- **Brief**: Using the forum post about wished-for Fantasy additions, decide whether each statement below agrees with it. Answer yes or no for each and quote the deciding words. 1. The poster considers Carnosaurs to be very large. 2. The Coatl are described as winged serpents that skinks ride into battle. 3. Lord Mazdamundi is described as a Slann mounted on a Stegadon.

- **Document extract**:
* * * * *

# What would you like to see?



## Troublehalf (Aug 6, 2010)

I'm sure this has been done before, but, I'm going to ask anyways. What things would you like to see in Fantasy? This can be anything, from new models, rules or changing other things.

So, I'll start first.

Models in Codex but not out in range

1. Gor-Rok: Lizardman hero, would love to see how GW would represent his Aeon Shield. Since he is considered to be defending an object, would it be a normal sized shield or a big one?

2. Tetto'eko: Pretty fun looking hero. The fact he can roll 2D6 at the start of every Magic Phase, on a 3+, he gets to cast everything with Irresitable Force if he gets any double, provided it's not a miss-cast. Plus he gets extra control over Comet of Cassandora. Furthermore, he gets a Palanquin! I hope GW make him look pretty cool, maybe give him a telescope mounted on his Palanquin, cause he star gazes!

3. Lord Mazdamundi: My most wanted figure that is in rule book, but not out. So many well done conversions out there, but it's not the same as a GW version. He is a pretty strange character, a Slann on top of a Stegadon, access to Loremaster + all magic lores, extra spell, PLUS a magic weapon that can break other magic weapons. Very smexy.

Models I'd like to see but are not in Codex

1. Reading the Lore of Lustria, it's clear there are other creatures in there other than the ones already controlled by the Lizardmen. Upon reading the codex, you can read about how Lizardmen actually have captured AND used Thunderlizards in War. So, I'd love to see a ThunderLizard model of some sort, I assume it will be bigger than a Stegadon. This is because it is stated that a bull stegadon will attack ThunderLizards if they enter their territory. Furthermore Carnosaurs are "Top of the food chain" in Lustria, but they are not that big.... I thought Thunderlizards were supposed to be huge and only controlable by Slann's power.

2. Another creature in Lustria which the Lizardmen are supposed to control, are the Coatl. These are winged serpents, which skinks ride into battle. I assume they would play out something like a Salamander + Terradon. Having a sort of flame breath, I see it as a sort of electric lightning arc thing.

3. The next model I'd LOVE and I mean LOVE to see in Lizardmen army is the Arcanadon. This creature is supposed to be nearly extinct, however I'd LOVE to see the lizardmen discovering an egg or something and raising it up. I'm not sure who would ride it, a Saurus? Skink? Slann? Kroxigor?

4. A simple one now, why is the Lizardmen army missing a Hero Kroxigor? Yes I know they are pretty stupid, but still, why can't there be a S 6 T 6 with a great weapon Kroxigor hero? Think it'd be cool.

Rules I'd like added

1. I'd like to see MI getting more DC.

2. The option for Halberd users to loose the +1 S bonus in favour of loosing the Requires Two Hands skill. This is because, while a Halberd is an Axe + Spear.... why do units always have to use it as an axe, spearmen can easily thrust and hold a shield.(Romans...Greeks...Carthaginins and so on)

* * * * *

- **Dataset records**:
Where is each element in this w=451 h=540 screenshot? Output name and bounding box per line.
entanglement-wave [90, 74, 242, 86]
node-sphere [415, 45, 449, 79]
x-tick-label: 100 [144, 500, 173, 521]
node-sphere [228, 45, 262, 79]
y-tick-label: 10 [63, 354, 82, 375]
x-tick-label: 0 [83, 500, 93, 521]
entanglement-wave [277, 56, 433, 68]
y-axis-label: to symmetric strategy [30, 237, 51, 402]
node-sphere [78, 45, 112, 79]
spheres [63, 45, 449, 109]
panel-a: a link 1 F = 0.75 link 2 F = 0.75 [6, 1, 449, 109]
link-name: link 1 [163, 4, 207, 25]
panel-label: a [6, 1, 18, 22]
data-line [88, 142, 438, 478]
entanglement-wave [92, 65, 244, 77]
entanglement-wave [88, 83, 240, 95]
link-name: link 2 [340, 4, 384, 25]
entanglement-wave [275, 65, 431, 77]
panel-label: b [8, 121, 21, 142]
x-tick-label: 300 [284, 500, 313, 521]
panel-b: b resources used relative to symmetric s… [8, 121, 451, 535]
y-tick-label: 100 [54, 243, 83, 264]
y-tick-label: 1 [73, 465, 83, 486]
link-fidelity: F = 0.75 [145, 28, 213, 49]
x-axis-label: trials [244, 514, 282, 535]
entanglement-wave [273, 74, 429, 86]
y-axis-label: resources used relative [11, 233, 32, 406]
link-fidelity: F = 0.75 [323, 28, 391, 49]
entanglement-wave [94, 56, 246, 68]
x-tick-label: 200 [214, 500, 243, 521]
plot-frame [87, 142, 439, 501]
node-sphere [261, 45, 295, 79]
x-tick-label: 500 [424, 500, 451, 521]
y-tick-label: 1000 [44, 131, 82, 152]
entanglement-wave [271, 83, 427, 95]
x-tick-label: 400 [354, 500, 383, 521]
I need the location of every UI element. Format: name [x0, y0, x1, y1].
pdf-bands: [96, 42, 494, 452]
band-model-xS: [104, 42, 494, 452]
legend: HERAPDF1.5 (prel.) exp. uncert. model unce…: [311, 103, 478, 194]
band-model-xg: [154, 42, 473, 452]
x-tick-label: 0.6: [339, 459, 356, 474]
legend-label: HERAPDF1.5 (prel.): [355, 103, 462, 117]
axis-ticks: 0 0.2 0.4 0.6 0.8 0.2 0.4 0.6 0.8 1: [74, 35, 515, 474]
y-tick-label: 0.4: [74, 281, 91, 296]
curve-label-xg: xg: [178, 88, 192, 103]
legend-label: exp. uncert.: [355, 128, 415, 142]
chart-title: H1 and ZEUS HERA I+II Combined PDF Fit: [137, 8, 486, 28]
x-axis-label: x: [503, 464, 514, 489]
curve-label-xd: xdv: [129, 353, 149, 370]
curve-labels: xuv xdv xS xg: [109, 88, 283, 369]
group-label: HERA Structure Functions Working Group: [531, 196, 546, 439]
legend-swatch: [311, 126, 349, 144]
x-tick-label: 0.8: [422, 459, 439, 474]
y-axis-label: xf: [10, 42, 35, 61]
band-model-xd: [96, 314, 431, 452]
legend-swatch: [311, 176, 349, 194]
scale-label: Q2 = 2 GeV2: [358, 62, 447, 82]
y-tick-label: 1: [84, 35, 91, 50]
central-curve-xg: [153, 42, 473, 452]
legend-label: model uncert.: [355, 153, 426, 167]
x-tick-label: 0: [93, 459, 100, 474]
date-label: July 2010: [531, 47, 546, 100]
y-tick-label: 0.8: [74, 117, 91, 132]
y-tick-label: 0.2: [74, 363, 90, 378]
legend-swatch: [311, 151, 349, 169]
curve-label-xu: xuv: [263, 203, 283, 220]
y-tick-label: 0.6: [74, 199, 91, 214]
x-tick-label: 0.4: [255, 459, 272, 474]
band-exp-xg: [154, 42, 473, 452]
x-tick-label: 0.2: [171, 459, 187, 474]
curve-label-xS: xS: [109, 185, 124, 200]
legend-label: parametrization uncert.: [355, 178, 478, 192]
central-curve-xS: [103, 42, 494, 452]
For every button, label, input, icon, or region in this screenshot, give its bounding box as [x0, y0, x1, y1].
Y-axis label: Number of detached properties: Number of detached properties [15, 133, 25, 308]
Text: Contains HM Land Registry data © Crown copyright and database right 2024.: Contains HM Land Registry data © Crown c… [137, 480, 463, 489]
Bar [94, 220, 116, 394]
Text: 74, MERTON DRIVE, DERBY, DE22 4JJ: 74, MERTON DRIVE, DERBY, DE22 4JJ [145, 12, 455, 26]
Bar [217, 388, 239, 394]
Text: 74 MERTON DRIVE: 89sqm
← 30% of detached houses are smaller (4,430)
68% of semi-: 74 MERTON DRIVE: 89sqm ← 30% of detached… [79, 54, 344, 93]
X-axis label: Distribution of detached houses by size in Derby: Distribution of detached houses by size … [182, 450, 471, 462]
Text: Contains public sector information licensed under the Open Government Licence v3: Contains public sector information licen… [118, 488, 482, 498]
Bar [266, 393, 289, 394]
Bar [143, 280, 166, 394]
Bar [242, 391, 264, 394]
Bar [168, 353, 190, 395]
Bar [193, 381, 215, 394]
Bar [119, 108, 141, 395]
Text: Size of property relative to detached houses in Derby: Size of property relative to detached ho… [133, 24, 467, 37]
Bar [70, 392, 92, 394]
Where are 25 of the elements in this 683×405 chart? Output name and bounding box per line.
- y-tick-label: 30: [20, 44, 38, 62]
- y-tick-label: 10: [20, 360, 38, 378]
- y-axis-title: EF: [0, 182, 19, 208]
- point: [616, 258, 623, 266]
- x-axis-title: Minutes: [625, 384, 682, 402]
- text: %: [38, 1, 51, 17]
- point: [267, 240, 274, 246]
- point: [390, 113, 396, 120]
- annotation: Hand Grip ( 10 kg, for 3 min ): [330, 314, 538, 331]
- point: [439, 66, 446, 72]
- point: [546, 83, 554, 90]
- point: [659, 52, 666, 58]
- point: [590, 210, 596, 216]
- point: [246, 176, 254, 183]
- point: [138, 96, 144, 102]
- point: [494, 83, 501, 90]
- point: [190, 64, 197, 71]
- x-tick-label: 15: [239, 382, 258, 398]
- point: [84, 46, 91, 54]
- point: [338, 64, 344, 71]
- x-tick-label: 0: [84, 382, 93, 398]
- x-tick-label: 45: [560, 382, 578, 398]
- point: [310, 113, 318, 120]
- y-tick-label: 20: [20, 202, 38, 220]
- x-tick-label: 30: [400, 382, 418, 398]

* * * * *

- **Solution for this task**:
1. No: "but they are not that big"
2. Yes: "These are winged serpents, which skinks ride into battle."
3. Yes: "a Slann on top of a Stegadon"